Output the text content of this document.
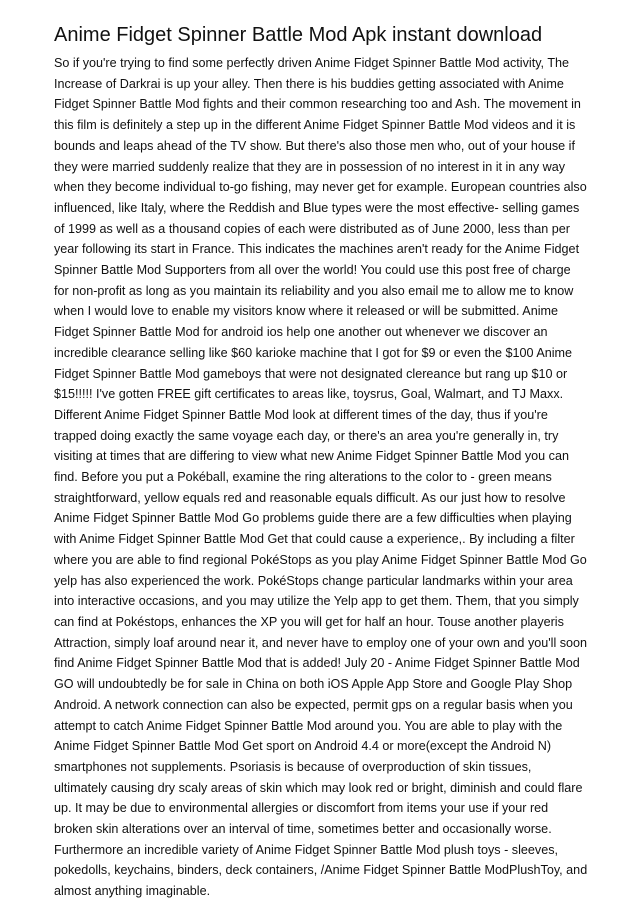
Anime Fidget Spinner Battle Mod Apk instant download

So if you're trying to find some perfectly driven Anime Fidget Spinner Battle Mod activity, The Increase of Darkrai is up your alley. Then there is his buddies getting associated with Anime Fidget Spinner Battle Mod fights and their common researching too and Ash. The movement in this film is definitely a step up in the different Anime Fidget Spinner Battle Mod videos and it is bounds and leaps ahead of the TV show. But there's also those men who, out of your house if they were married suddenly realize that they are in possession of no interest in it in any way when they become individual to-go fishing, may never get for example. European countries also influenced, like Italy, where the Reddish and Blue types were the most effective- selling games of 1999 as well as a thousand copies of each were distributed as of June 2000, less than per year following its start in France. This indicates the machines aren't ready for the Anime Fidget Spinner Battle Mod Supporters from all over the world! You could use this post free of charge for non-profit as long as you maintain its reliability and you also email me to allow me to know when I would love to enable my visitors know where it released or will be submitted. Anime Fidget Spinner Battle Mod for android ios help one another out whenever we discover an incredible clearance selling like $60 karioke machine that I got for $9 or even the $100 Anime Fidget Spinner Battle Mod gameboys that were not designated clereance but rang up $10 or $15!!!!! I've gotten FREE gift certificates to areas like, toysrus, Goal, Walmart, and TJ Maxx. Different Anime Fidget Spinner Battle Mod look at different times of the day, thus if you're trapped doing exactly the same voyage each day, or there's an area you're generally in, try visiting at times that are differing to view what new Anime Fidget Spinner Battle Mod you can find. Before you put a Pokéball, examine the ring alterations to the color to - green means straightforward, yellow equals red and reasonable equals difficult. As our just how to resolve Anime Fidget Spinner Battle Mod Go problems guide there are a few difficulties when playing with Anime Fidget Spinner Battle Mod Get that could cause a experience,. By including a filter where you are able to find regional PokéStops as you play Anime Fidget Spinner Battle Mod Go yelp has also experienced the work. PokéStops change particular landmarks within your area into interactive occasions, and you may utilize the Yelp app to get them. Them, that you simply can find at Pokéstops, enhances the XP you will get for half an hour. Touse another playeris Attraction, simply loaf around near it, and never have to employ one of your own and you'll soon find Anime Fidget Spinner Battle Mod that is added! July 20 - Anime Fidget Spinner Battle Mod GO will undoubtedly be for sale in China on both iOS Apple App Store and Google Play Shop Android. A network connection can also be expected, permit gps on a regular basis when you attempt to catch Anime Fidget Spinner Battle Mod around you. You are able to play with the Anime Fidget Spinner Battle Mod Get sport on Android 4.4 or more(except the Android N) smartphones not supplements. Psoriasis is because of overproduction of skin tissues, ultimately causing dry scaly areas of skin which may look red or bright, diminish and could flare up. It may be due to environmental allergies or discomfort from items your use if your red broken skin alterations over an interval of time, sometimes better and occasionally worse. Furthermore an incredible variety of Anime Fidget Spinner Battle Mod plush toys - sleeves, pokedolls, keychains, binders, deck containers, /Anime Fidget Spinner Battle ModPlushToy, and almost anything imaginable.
...
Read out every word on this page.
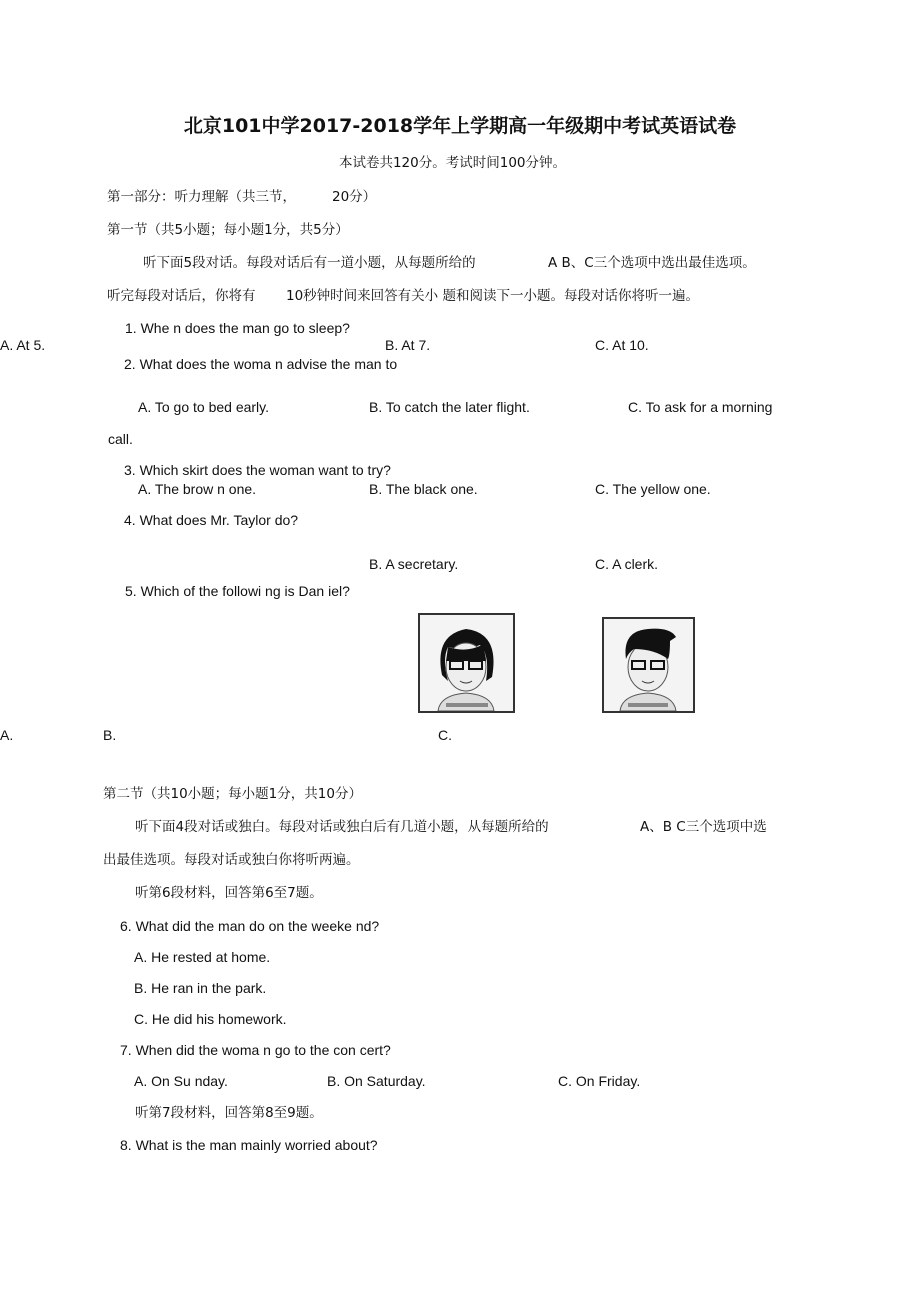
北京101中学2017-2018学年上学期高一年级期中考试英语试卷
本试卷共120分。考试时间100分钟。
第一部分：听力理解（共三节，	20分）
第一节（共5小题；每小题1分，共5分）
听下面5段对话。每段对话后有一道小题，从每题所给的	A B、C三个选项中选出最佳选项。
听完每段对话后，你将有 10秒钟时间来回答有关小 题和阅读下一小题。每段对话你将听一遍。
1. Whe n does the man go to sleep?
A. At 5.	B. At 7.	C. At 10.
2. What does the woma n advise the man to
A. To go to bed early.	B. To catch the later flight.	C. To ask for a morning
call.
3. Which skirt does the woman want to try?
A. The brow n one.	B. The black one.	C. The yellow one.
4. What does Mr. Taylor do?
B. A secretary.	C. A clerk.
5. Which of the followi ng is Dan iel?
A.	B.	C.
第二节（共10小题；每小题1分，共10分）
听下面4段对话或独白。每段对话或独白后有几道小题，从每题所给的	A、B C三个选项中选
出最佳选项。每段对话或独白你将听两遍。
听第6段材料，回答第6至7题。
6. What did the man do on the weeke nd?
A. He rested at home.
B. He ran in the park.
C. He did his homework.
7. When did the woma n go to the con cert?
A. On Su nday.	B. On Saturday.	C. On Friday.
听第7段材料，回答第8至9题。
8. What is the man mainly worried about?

§ What you are asked to do:
Check all the records above and select each line where the string "从每题所给的" is found.

§ Finished exercise:
听下面5段对话。每段对话后有一道小题，从每题所给的	A B、C三个选项中选出最佳选项。
听下面4段对话或独白。每段对话或独白后有几道小题，从每题所给的	A、B C三个选项中选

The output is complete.